Entries from a dataset
::::

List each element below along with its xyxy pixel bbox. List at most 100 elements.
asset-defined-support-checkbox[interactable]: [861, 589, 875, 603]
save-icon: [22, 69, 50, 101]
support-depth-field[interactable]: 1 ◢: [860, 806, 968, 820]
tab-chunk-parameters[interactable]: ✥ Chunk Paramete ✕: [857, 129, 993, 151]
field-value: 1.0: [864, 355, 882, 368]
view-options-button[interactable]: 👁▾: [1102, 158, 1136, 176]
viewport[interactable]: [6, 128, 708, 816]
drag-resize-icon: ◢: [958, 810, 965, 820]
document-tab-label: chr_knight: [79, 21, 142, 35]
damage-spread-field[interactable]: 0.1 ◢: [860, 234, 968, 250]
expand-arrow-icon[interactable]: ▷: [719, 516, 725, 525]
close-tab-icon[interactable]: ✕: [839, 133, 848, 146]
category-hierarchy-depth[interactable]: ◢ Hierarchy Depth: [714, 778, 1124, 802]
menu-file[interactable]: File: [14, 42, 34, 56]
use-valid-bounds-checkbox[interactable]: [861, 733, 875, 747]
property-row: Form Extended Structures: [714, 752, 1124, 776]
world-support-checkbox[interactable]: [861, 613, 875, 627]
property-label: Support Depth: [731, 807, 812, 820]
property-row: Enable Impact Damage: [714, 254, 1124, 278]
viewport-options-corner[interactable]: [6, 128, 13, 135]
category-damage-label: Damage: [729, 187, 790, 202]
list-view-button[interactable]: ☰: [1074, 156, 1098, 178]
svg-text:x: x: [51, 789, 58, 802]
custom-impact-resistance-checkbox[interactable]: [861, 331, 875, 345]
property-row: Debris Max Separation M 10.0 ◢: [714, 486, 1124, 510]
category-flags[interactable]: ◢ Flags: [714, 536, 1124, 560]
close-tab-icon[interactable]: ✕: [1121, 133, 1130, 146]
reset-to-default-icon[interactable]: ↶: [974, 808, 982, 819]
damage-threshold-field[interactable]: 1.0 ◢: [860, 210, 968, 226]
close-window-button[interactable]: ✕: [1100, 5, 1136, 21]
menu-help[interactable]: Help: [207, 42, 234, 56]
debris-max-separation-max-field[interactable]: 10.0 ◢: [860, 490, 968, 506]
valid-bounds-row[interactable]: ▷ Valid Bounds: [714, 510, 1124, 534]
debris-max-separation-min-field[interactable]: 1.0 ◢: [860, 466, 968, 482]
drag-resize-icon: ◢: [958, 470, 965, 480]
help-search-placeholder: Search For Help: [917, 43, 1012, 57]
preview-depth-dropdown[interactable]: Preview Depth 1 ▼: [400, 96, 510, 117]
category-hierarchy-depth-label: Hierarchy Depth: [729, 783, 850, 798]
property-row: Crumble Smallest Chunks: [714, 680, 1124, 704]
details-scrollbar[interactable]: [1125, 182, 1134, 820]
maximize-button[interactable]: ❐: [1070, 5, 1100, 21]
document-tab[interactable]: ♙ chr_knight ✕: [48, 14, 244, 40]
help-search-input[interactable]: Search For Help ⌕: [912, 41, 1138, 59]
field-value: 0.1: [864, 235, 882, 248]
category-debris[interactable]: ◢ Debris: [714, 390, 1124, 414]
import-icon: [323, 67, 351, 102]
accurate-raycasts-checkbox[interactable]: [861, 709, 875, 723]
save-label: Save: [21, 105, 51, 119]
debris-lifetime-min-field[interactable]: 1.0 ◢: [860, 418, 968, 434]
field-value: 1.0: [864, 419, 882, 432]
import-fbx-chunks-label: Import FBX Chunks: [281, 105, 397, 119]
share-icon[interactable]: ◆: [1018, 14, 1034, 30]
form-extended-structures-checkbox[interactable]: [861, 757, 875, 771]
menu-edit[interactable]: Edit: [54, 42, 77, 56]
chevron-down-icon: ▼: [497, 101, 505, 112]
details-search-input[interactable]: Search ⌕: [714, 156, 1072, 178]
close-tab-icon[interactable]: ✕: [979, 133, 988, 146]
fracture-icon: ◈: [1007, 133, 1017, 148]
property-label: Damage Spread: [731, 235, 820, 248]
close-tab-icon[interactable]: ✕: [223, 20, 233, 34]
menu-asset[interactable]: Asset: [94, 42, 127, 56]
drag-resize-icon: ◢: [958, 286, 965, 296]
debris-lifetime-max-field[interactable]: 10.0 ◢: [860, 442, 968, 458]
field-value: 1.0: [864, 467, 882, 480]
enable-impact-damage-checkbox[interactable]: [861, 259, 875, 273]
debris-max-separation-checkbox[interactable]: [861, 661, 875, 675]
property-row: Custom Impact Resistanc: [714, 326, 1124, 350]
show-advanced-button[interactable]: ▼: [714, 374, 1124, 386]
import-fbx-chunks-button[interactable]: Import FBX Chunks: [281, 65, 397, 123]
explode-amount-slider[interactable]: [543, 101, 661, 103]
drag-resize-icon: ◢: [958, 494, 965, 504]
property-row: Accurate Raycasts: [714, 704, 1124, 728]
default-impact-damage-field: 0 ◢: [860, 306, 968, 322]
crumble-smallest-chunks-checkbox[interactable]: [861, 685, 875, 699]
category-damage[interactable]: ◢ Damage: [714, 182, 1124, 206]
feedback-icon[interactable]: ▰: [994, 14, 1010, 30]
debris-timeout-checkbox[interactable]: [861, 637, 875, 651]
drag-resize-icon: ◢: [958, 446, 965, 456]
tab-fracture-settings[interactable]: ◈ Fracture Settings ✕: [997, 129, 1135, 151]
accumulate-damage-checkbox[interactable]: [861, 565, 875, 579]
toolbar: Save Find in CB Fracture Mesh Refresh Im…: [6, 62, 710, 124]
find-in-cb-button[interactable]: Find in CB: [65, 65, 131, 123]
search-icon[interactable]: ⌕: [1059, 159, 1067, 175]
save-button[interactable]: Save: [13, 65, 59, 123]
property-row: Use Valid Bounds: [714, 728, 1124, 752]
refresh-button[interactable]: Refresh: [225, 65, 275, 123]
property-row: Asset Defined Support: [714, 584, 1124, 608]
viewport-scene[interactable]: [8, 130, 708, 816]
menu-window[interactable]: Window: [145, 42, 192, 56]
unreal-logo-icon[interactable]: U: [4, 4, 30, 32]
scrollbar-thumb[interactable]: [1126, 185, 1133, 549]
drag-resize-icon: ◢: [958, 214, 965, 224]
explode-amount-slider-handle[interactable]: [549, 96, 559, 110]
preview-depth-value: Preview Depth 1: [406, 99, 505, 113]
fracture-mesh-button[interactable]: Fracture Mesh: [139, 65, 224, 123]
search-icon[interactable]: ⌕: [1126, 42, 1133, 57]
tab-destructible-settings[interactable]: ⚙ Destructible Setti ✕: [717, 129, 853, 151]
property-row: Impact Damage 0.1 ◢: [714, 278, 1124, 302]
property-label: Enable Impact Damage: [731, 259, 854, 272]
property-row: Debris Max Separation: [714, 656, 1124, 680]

::::

• _Task requirements_: Copy the rows above exactly, from the first row through the line containing "menu-help[interactable]: Help: [207, 42, 234, 56]".

• _Solution to the exercise_:
List each element below along with its xyxy pixel bbox. List at most 100 elements.
asset-defined-support-checkbox[interactable]: [861, 589, 875, 603]
save-icon: [22, 69, 50, 101]
support-depth-field[interactable]: 1 ◢: [860, 806, 968, 820]
tab-chunk-parameters[interactable]: ✥ Chunk Paramete ✕: [857, 129, 993, 151]
field-value: 1.0: [864, 355, 882, 368]
view-options-button[interactable]: 👁▾: [1102, 158, 1136, 176]
viewport[interactable]: [6, 128, 708, 816]
drag-resize-icon: ◢: [958, 810, 965, 820]
document-tab-label: chr_knight: [79, 21, 142, 35]
damage-spread-field[interactable]: 0.1 ◢: [860, 234, 968, 250]
expand-arrow-icon[interactable]: ▷: [719, 516, 725, 525]
close-tab-icon[interactable]: ✕: [839, 133, 848, 146]
category-hierarchy-depth[interactable]: ◢ Hierarchy Depth: [714, 778, 1124, 802]
menu-file[interactable]: File: [14, 42, 34, 56]
use-valid-bounds-checkbox[interactable]: [861, 733, 875, 747]
property-row: Form Extended Structures: [714, 752, 1124, 776]
world-support-checkbox[interactable]: [861, 613, 875, 627]
property-label: Support Depth: [731, 807, 812, 820]
property-row: Enable Impact Damage: [714, 254, 1124, 278]
viewport-options-corner[interactable]: [6, 128, 13, 135]
category-damage-label: Damage: [729, 187, 790, 202]
list-view-button[interactable]: ☰: [1074, 156, 1098, 178]
svg-text:x: x: [51, 789, 58, 802]
custom-impact-resistance-checkbox[interactable]: [861, 331, 875, 345]
property-row: Debris Max Separation M 10.0 ◢: [714, 486, 1124, 510]
category-flags[interactable]: ◢ Flags: [714, 536, 1124, 560]
close-tab-icon[interactable]: ✕: [1121, 133, 1130, 146]
reset-to-default-icon[interactable]: ↶: [974, 808, 982, 819]
damage-threshold-field[interactable]: 1.0 ◢: [860, 210, 968, 226]
close-window-button[interactable]: ✕: [1100, 5, 1136, 21]
menu-help[interactable]: Help: [207, 42, 234, 56]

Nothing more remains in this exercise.